■ **TASK OBJECTIVE**:
Scan the data beneath this task and copy each line that includes "Intel".

■ **ENTRIES SHOWN**:
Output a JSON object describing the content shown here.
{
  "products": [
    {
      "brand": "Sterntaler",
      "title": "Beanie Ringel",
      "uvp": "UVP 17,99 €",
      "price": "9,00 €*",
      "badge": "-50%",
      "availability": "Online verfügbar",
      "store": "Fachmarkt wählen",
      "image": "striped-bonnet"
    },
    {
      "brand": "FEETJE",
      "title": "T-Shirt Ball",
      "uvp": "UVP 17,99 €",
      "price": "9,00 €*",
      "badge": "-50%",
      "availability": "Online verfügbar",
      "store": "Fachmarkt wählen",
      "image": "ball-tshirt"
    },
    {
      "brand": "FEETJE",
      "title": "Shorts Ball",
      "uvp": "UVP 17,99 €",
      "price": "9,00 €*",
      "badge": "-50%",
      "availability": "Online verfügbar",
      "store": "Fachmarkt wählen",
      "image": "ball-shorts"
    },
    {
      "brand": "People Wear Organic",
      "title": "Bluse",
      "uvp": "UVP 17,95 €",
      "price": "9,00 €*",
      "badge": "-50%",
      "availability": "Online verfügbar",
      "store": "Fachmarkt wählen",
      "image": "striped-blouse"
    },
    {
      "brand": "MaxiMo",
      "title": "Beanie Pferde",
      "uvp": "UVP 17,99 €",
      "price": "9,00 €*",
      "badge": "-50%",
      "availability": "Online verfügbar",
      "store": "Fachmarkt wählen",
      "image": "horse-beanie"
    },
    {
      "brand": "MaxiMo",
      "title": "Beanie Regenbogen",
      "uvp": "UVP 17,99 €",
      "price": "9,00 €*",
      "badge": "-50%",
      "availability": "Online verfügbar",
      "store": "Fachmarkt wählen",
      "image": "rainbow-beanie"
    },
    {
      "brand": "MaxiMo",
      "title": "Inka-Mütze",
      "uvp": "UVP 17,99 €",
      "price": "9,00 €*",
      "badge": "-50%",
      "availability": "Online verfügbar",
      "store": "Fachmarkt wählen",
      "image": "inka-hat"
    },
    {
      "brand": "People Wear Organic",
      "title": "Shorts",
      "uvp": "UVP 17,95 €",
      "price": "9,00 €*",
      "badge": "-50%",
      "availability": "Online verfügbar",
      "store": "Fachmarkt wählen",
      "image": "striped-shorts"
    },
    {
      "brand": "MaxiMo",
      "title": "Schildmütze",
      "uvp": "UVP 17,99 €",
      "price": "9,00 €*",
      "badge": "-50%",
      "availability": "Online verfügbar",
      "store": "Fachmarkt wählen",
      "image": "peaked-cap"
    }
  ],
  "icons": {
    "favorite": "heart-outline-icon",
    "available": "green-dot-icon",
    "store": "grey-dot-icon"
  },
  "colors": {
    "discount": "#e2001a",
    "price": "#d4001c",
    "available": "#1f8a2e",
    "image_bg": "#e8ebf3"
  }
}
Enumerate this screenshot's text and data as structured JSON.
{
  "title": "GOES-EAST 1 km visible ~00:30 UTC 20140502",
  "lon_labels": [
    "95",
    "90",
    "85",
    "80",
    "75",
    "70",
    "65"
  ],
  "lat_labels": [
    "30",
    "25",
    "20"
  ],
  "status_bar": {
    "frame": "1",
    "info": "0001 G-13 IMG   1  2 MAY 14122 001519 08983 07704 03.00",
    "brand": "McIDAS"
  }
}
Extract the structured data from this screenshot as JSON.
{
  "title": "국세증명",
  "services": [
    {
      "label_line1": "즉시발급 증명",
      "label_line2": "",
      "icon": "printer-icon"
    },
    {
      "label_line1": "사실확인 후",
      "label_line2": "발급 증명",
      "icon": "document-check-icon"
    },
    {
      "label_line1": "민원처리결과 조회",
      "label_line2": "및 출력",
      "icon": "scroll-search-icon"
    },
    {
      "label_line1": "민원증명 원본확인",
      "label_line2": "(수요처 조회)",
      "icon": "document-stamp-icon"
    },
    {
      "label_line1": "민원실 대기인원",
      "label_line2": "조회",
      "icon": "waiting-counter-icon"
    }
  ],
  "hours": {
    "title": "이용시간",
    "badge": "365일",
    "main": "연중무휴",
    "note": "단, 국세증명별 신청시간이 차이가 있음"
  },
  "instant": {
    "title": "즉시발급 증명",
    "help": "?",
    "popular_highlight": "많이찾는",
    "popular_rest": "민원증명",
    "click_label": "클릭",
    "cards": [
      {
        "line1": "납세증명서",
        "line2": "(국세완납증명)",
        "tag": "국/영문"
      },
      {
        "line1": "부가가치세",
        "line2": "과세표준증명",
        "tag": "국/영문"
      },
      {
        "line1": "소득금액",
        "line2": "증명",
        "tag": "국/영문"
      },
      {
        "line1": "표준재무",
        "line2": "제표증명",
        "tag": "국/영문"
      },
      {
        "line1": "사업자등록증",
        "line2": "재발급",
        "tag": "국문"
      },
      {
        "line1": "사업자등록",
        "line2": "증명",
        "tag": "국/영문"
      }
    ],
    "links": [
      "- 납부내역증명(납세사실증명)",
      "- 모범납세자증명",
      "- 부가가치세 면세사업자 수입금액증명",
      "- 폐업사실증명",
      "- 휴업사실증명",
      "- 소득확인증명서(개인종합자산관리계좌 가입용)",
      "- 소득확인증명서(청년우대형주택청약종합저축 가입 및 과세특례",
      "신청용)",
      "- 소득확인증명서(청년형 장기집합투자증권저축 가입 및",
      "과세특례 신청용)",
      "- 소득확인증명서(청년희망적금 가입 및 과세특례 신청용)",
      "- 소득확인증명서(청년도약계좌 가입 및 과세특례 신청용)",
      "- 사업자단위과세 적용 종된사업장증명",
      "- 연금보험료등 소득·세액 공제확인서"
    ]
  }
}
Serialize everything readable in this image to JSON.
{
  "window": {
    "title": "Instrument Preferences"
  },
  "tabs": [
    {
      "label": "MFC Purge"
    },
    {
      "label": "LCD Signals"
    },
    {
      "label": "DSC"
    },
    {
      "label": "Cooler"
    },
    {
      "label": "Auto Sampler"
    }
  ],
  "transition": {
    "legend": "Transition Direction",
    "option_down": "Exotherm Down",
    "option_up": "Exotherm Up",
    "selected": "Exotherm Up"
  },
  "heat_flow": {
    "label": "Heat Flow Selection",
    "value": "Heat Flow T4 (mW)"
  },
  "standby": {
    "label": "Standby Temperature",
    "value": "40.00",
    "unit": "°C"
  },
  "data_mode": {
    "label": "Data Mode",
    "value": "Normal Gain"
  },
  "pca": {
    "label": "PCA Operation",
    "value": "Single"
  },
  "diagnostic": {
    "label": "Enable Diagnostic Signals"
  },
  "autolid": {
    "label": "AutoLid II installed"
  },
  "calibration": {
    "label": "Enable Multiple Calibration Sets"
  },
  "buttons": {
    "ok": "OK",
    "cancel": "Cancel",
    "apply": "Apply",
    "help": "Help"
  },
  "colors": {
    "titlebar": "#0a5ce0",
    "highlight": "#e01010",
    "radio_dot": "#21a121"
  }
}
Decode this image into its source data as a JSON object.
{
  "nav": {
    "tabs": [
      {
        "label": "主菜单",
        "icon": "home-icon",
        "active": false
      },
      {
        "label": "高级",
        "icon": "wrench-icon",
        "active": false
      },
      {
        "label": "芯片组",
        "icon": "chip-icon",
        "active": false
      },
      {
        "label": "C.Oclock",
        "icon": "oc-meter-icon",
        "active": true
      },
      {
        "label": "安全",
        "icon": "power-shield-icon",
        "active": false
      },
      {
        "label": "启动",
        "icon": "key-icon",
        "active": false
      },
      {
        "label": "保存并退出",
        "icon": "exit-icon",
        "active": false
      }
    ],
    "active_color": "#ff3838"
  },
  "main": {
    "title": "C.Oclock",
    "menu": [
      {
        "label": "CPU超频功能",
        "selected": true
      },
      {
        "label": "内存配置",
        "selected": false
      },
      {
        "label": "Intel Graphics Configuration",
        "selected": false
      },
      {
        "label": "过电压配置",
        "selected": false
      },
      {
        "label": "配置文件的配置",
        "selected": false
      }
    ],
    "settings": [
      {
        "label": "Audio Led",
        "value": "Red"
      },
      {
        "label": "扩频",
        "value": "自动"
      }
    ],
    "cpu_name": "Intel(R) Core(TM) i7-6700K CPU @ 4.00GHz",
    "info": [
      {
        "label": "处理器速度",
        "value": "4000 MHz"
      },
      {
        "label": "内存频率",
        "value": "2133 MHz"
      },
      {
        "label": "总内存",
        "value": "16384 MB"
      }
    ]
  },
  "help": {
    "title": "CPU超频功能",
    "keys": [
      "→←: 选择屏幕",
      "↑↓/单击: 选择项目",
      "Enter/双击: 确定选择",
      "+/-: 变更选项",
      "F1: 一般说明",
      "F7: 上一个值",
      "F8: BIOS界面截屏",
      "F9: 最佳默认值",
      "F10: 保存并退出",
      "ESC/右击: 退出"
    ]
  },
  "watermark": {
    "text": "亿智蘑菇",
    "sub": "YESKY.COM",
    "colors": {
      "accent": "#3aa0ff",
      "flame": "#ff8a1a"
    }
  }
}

■ **RESPONSE FOR THIS EXERCISE**:
        "label": "Intel Graphics Configuration",
    "cpu_name": "Intel(R) Core(TM) i7-6700K CPU @ 4.00GHz",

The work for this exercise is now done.